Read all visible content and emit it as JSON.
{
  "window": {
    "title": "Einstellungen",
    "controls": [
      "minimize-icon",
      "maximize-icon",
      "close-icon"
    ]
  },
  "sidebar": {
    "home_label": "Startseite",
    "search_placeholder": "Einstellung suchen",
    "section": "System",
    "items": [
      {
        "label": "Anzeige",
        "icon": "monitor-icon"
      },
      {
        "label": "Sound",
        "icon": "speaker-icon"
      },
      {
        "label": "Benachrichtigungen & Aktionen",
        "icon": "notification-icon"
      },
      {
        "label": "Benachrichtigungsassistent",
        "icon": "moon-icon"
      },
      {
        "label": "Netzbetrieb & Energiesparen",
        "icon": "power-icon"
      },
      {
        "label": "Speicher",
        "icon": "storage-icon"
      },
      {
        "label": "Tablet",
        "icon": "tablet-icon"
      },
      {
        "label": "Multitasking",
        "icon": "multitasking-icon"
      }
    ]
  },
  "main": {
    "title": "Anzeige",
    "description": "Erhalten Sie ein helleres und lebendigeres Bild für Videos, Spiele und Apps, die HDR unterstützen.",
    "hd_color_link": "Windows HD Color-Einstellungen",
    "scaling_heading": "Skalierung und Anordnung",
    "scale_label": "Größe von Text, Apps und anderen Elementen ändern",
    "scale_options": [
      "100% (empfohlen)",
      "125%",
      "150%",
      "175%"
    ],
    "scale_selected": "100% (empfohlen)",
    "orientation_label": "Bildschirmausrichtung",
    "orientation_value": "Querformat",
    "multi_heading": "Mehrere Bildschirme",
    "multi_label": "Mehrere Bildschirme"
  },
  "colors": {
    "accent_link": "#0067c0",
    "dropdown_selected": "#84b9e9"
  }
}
——————————
Can you reproduce all the material exactly?

**Output of the exercise:**
Read all visible content and emit it as JSON.
{
  "window": {
    "title": "Einstellungen",
    "controls": [
      "minimize-icon",
      "maximize-icon",
      "close-icon"
    ]
  },
  "sidebar": {
    "home_label": "Startseite",
    "search_placeholder": "Einstellung suchen",
    "section": "System",
    "items": [
      {
        "label": "Anzeige",
        "icon": "monitor-icon"
      },
      {
        "label": "Sound",
        "icon": "speaker-icon"
      },
      {
        "label": "Benachrichtigungen & Aktionen",
        "icon": "notification-icon"
      },
      {
        "label": "Benachrichtigungsassistent",
        "icon": "moon-icon"
      },
      {
        "label": "Netzbetrieb & Energiesparen",
        "icon": "power-icon"
      },
      {
        "label": "Speicher",
        "icon": "storage-icon"
      },
      {
        "label": "Tablet",
        "icon": "tablet-icon"
      },
      {
        "label": "Multitasking",
        "icon": "multitasking-icon"
      }
    ]
  },
  "main": {
    "title": "Anzeige",
    "description": "Erhalten Sie ein helleres und lebendigeres Bild für Videos, Spiele und Apps, die HDR unterstützen.",
    "hd_color_link": "Windows HD Color-Einstellungen",
    "scaling_heading": "Skalierung und Anordnung",
    "scale_label": "Größe von Text, Apps und anderen Elementen ändern",
    "scale_options": [
      "100% (empfohlen)",
      "125%",
      "150%",
      "175%"
    ],
    "scale_selected": "100% (empfohlen)",
    "orientation_label": "Bildschirmausrichtung",
    "orientation_value": "Querformat",
    "multi_heading": "Mehrere Bildschirme",
    "multi_label": "Mehrere Bildschirme"
  },
  "colors": {
    "accent_link": "#0067c0",
    "dropdown_selected": "#84b9e9"
  }
}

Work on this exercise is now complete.